Edit the records from the start through the line that contains "page-number: 461: [786, 1069, 832, 1098]", changing "toc-entry-section" to "toc-section-entry" and leaving everything else unchanged.

Exercise inputs
---------------

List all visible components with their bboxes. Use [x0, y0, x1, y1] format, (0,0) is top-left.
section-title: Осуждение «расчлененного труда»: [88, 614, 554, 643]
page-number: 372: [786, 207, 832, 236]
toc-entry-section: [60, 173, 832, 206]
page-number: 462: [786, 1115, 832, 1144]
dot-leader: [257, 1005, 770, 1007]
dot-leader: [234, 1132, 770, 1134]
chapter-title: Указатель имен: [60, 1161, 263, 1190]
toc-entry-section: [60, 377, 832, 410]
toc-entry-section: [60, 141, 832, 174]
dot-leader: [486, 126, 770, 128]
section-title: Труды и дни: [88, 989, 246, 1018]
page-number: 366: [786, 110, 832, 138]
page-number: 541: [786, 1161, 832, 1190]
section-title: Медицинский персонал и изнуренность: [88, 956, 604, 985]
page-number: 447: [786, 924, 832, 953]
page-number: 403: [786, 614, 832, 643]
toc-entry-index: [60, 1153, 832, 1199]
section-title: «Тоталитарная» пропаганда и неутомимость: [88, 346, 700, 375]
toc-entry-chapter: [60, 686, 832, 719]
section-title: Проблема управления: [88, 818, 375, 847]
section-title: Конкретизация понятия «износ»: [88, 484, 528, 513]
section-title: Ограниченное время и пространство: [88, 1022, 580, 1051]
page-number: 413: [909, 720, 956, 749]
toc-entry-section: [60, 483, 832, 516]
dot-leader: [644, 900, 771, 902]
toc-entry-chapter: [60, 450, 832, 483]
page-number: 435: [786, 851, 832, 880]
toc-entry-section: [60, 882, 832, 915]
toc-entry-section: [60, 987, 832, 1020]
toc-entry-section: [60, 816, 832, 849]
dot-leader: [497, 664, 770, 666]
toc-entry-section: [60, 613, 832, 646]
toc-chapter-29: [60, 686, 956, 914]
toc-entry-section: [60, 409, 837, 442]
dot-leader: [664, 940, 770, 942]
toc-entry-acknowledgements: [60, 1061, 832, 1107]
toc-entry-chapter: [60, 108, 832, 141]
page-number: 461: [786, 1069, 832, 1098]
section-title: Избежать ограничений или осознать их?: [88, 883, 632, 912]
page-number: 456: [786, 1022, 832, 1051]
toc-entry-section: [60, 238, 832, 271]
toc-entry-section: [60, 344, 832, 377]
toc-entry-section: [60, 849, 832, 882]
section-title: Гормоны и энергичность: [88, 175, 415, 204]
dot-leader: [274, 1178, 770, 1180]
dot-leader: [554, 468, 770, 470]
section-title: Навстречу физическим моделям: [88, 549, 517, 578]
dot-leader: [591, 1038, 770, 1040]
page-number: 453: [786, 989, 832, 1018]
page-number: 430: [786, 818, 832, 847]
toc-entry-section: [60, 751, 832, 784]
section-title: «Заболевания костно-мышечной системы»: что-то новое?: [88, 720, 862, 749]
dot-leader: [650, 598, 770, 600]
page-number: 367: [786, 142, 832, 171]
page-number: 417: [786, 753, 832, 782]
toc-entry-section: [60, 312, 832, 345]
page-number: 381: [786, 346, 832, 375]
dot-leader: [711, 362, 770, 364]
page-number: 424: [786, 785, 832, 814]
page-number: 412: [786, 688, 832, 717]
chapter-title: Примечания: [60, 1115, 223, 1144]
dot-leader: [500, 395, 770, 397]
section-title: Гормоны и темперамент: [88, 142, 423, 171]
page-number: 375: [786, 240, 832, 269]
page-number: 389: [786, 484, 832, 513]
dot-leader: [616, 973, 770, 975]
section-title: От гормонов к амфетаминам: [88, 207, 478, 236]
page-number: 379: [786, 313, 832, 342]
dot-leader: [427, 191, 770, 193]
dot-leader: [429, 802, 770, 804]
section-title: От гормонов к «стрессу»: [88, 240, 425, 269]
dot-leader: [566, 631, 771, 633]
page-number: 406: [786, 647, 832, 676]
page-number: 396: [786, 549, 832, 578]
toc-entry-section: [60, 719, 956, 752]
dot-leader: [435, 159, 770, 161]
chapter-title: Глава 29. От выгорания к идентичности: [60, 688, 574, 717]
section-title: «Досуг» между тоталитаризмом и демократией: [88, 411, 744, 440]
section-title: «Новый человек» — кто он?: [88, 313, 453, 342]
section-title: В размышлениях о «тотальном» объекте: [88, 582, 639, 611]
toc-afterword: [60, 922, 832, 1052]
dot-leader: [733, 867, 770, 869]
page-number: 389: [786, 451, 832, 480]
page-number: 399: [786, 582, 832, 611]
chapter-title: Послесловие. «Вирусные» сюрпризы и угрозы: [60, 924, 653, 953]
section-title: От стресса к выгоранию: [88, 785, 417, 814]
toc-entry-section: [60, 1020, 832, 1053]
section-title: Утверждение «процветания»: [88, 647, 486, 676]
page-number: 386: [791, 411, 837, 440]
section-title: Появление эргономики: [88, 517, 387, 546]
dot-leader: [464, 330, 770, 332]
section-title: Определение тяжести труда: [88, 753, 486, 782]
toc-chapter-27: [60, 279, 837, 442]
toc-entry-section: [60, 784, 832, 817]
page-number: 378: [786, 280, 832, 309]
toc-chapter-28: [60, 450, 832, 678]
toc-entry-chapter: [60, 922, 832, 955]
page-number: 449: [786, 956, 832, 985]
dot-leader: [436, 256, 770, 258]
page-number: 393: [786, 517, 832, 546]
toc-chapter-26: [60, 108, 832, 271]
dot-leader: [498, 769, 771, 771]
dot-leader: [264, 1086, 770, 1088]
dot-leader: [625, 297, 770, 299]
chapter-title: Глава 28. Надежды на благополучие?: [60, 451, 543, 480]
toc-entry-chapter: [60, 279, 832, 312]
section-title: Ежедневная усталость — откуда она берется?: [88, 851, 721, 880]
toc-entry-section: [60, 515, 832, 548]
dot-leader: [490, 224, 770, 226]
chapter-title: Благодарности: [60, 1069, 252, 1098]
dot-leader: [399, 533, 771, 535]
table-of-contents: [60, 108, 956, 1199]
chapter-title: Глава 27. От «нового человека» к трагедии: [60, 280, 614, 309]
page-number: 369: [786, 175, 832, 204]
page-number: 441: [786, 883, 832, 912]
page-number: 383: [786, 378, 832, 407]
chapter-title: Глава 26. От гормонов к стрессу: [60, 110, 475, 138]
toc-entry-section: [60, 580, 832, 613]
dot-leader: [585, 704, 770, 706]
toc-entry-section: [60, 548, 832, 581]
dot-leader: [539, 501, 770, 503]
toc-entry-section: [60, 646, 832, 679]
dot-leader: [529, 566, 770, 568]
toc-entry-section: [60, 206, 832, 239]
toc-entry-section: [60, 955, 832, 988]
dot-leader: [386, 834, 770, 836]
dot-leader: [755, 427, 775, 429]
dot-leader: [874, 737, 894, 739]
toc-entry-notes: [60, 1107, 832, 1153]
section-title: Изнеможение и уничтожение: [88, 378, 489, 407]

---------------

Result below
List all visible components with their bboxes. Use [x0, y0, x1, y1] format, (0,0) is top-left.
section-title: Осуждение «расчлененного труда»: [88, 614, 554, 643]
page-number: 372: [786, 207, 832, 236]
toc-section-entry: [60, 173, 832, 206]
page-number: 462: [786, 1115, 832, 1144]
dot-leader: [257, 1005, 770, 1007]
dot-leader: [234, 1132, 770, 1134]
chapter-title: Указатель имен: [60, 1161, 263, 1190]
toc-section-entry: [60, 377, 832, 410]
toc-section-entry: [60, 141, 832, 174]
dot-leader: [486, 126, 770, 128]
section-title: Труды и дни: [88, 989, 246, 1018]
page-number: 366: [786, 110, 832, 138]
page-number: 541: [786, 1161, 832, 1190]
section-title: Медицинский персонал и изнуренность: [88, 956, 604, 985]
page-number: 447: [786, 924, 832, 953]
page-number: 403: [786, 614, 832, 643]
toc-entry-index: [60, 1153, 832, 1199]
section-title: «Тоталитарная» пропаганда и неутомимость: [88, 346, 700, 375]
toc-entry-chapter: [60, 686, 832, 719]
section-title: Проблема управления: [88, 818, 375, 847]
section-title: Конкретизация понятия «износ»: [88, 484, 528, 513]
section-title: Ограниченное время и пространство: [88, 1022, 580, 1051]
page-number: 413: [909, 720, 956, 749]
toc-section-entry: [60, 483, 832, 516]
dot-leader: [644, 900, 771, 902]
toc-entry-chapter: [60, 450, 832, 483]
page-number: 435: [786, 851, 832, 880]
toc-section-entry: [60, 882, 832, 915]
toc-section-entry: [60, 987, 832, 1020]
toc-section-entry: [60, 816, 832, 849]
dot-leader: [497, 664, 770, 666]
toc-section-entry: [60, 613, 832, 646]
toc-chapter-29: [60, 686, 956, 914]
toc-section-entry: [60, 409, 837, 442]
dot-leader: [664, 940, 770, 942]
toc-entry-acknowledgements: [60, 1061, 832, 1107]
toc-entry-chapter: [60, 108, 832, 141]
page-number: 461: [786, 1069, 832, 1098]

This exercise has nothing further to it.